Problem requirements: For the data below, work out how many lines include the string "screenshot" and report only the number.

## BEGIN

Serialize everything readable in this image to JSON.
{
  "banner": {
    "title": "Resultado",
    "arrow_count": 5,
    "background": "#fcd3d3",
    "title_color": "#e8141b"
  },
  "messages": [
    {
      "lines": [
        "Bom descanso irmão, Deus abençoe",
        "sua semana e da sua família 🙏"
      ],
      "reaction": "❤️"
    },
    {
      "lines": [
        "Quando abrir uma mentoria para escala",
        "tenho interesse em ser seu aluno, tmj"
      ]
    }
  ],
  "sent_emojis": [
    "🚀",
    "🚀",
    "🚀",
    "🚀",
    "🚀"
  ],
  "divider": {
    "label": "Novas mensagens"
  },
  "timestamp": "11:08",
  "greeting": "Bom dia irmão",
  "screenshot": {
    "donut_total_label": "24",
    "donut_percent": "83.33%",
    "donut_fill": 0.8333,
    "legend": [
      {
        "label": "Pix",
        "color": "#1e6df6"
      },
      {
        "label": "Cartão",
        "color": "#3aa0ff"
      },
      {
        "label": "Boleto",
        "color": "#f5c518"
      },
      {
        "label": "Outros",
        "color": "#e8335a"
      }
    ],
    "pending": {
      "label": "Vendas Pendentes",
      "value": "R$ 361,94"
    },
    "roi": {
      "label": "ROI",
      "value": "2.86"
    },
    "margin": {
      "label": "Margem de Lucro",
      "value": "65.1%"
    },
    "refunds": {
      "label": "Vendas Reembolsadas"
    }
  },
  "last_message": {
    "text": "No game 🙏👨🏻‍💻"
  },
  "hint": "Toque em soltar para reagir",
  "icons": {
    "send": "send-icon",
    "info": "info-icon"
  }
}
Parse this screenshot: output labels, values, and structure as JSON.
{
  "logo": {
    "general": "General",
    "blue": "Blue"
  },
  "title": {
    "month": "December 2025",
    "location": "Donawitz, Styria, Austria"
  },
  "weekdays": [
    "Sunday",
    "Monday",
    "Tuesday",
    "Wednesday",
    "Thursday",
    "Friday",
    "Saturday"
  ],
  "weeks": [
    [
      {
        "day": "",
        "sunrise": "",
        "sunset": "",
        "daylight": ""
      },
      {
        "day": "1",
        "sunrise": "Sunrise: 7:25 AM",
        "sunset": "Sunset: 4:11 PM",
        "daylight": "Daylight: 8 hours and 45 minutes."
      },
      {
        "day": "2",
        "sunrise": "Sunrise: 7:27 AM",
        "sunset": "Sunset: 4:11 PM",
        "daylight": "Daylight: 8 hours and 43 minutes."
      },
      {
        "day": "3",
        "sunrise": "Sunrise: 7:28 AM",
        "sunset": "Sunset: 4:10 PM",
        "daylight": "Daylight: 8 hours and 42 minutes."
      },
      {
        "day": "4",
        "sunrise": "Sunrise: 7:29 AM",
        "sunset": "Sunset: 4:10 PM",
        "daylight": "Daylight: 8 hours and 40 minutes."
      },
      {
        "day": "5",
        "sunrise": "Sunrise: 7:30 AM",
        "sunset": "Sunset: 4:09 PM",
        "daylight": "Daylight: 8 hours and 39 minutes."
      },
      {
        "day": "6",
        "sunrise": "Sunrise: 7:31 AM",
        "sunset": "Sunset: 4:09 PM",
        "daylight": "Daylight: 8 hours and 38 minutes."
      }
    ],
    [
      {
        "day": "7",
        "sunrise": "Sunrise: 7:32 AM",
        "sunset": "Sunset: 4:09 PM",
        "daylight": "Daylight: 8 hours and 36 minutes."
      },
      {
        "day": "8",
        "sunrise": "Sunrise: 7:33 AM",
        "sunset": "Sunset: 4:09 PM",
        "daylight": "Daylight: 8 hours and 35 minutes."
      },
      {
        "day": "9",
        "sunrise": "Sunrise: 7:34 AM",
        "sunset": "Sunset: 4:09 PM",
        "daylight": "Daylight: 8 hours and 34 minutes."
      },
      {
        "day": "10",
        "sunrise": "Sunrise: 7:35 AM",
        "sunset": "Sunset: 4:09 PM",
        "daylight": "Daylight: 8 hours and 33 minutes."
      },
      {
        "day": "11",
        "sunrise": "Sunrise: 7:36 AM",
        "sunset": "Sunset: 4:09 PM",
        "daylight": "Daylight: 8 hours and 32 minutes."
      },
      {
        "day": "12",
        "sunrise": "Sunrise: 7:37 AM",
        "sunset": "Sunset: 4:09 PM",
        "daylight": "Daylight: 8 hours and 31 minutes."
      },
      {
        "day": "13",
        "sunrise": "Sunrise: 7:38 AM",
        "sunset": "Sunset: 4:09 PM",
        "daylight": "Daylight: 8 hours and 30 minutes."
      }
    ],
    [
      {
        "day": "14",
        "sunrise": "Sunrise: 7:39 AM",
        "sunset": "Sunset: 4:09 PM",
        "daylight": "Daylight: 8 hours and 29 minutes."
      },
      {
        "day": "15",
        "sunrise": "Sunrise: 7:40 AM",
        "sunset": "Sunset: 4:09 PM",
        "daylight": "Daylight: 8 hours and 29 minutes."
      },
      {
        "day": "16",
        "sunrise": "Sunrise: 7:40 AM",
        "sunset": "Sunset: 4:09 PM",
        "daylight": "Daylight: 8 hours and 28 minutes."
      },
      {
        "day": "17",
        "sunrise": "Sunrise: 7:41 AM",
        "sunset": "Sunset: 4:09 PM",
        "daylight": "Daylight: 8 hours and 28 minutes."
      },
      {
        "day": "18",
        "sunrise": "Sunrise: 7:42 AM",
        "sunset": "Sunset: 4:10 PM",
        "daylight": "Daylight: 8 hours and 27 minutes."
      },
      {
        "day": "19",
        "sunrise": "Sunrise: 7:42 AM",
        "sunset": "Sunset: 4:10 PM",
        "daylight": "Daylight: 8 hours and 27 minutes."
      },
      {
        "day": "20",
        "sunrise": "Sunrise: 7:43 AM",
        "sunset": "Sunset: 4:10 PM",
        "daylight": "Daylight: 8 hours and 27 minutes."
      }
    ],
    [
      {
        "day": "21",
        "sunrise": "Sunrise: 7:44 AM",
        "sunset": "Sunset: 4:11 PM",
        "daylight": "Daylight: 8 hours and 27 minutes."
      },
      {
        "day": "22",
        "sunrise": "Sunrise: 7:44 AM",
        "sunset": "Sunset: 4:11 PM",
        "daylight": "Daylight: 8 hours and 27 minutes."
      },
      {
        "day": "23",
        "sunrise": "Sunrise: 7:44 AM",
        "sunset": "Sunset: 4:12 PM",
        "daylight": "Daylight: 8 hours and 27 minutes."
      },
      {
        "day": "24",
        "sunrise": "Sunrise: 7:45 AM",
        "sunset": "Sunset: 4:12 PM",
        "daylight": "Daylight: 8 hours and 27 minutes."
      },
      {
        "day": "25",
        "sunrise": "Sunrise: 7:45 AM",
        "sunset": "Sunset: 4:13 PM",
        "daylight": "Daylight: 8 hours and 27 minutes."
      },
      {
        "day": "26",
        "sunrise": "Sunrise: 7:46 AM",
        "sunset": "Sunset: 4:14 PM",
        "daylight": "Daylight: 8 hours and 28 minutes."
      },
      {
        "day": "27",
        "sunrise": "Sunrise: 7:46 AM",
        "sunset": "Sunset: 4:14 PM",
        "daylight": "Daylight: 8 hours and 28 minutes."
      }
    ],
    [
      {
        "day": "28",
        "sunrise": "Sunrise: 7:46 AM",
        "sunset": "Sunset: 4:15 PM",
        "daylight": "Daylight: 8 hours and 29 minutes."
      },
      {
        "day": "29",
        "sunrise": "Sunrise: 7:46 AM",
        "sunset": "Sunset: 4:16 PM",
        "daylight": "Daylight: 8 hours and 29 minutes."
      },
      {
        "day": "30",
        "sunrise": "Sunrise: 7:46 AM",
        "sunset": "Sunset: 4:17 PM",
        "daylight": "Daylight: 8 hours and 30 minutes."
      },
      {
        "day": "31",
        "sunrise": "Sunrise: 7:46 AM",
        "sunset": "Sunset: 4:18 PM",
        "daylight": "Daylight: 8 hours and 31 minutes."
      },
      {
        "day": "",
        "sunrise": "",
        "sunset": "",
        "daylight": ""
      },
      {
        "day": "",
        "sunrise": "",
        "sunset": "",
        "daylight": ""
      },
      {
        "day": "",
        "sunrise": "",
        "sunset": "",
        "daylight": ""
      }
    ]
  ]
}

## END

Task solution: 2